EXERCISE = Within the records that follow, find every line containing the string "this". Copy those lines.

GIVEN DATA =
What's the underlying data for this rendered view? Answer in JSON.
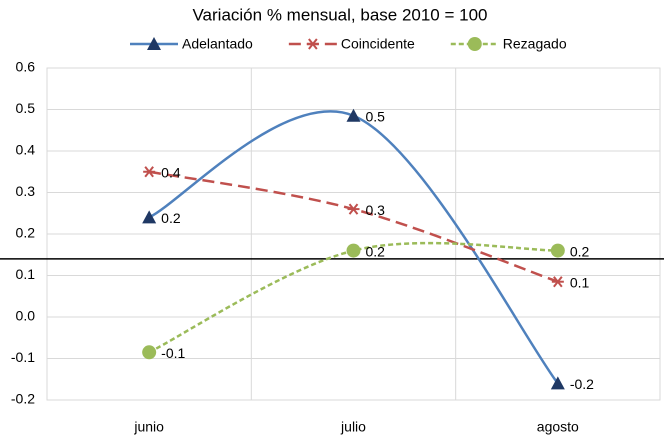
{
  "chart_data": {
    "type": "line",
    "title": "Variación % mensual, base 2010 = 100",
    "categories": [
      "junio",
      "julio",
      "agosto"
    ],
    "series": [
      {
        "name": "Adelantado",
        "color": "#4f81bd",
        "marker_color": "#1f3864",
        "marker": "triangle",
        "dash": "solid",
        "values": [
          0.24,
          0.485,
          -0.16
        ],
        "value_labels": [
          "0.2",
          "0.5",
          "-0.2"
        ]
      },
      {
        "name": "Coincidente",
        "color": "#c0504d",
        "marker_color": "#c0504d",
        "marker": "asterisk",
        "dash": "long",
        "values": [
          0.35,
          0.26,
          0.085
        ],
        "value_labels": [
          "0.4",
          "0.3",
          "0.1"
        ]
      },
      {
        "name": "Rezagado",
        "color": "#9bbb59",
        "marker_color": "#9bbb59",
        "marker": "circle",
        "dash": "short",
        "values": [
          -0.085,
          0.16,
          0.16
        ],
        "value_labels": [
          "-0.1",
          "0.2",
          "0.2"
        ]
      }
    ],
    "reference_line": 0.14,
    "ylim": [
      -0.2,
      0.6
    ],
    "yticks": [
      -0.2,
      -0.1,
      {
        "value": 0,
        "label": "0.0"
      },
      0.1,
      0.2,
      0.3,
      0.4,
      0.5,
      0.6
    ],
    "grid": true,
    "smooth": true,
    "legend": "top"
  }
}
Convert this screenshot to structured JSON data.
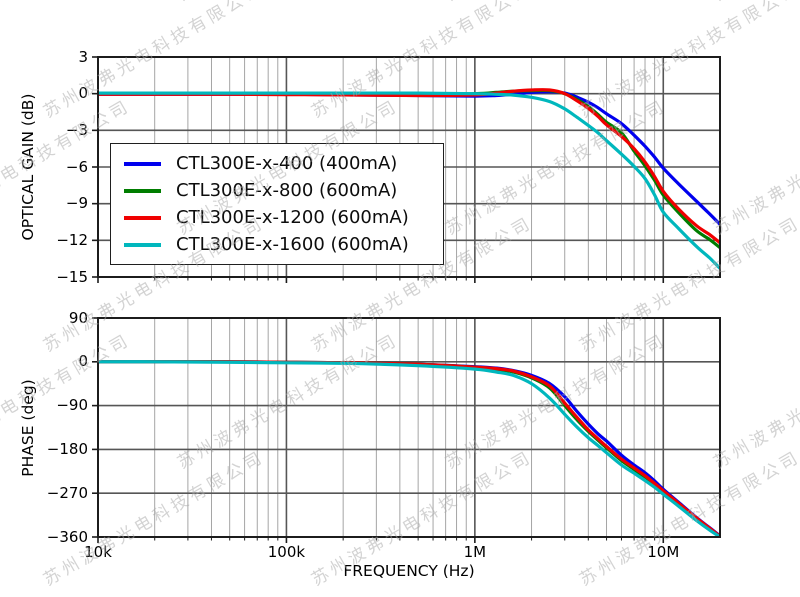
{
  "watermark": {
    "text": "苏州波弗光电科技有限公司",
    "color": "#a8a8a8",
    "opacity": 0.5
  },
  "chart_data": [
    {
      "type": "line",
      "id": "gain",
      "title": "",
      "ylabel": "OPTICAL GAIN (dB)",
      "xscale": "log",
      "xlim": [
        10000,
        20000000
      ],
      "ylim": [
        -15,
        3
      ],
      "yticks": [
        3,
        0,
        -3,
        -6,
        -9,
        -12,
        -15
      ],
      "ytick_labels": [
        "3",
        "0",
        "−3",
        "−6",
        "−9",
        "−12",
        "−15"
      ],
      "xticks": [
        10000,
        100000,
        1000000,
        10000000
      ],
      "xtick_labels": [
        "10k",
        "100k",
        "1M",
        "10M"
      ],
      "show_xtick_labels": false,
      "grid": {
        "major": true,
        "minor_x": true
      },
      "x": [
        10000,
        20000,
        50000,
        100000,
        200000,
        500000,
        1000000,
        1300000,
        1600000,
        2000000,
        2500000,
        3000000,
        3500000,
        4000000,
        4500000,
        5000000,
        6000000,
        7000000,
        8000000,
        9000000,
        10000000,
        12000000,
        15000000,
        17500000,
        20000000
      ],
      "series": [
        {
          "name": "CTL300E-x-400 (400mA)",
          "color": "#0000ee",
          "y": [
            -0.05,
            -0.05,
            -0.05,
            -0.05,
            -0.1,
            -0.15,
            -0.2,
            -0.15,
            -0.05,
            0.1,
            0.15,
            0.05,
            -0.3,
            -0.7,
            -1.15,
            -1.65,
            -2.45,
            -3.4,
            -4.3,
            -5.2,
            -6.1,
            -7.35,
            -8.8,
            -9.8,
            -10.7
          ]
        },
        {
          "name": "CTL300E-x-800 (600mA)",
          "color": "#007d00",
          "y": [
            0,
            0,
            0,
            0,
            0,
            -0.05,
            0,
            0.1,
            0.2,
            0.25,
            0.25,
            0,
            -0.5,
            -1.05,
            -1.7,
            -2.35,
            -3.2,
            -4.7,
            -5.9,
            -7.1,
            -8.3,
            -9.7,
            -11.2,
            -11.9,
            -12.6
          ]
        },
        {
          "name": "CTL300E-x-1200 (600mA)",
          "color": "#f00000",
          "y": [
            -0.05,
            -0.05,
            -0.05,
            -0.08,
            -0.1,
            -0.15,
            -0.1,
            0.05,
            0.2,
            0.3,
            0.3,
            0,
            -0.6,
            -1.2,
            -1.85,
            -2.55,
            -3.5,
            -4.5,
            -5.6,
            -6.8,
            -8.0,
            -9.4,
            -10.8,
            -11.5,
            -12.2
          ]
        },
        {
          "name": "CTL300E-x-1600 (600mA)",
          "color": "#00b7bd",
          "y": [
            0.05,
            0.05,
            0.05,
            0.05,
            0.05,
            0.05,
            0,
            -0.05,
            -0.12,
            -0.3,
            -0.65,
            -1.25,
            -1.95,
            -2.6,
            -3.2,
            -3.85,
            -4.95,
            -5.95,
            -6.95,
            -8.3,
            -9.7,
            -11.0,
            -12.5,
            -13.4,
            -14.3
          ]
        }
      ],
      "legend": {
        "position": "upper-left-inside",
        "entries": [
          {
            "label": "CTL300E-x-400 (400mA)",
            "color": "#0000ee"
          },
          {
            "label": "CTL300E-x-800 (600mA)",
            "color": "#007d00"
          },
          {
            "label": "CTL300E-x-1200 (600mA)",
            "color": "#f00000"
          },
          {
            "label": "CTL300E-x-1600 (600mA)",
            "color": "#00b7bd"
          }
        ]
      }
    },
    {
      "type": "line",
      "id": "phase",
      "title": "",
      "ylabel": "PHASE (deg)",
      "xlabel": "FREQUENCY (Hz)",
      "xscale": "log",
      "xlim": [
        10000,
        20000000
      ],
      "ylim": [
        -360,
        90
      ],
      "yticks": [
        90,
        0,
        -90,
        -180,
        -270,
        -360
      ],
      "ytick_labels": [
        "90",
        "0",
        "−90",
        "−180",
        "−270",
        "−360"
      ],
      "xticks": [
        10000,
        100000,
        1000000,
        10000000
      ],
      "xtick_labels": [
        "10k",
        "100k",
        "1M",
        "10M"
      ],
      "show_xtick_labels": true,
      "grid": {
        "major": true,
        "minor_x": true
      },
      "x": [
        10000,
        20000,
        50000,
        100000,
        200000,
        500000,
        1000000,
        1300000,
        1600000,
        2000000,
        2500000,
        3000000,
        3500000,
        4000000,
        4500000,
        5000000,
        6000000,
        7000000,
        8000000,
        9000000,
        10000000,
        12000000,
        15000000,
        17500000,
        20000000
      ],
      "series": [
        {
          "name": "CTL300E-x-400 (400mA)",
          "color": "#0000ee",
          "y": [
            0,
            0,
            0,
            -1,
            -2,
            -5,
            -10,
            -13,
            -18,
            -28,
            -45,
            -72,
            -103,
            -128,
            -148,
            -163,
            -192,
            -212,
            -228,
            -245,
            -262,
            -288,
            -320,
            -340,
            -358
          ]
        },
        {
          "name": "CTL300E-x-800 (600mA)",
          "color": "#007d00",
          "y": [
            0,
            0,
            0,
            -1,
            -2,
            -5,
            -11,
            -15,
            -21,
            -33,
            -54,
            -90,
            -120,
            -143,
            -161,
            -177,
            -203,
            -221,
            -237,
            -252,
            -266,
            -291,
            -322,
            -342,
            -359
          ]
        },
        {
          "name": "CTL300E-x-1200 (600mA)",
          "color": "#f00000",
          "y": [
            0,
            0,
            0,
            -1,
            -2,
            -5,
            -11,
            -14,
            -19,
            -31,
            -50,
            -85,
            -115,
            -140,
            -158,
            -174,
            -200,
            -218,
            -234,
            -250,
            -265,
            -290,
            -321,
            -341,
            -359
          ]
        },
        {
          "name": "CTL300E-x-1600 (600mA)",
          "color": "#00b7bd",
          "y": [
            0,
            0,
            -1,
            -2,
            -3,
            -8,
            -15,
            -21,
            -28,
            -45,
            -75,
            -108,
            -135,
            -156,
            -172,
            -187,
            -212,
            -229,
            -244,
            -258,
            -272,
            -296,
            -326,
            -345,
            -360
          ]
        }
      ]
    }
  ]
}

FINAL ANSWER =
What's the underlying data for this rendered view? Answer in JSON.
Convert this screenshot to structured JSON data.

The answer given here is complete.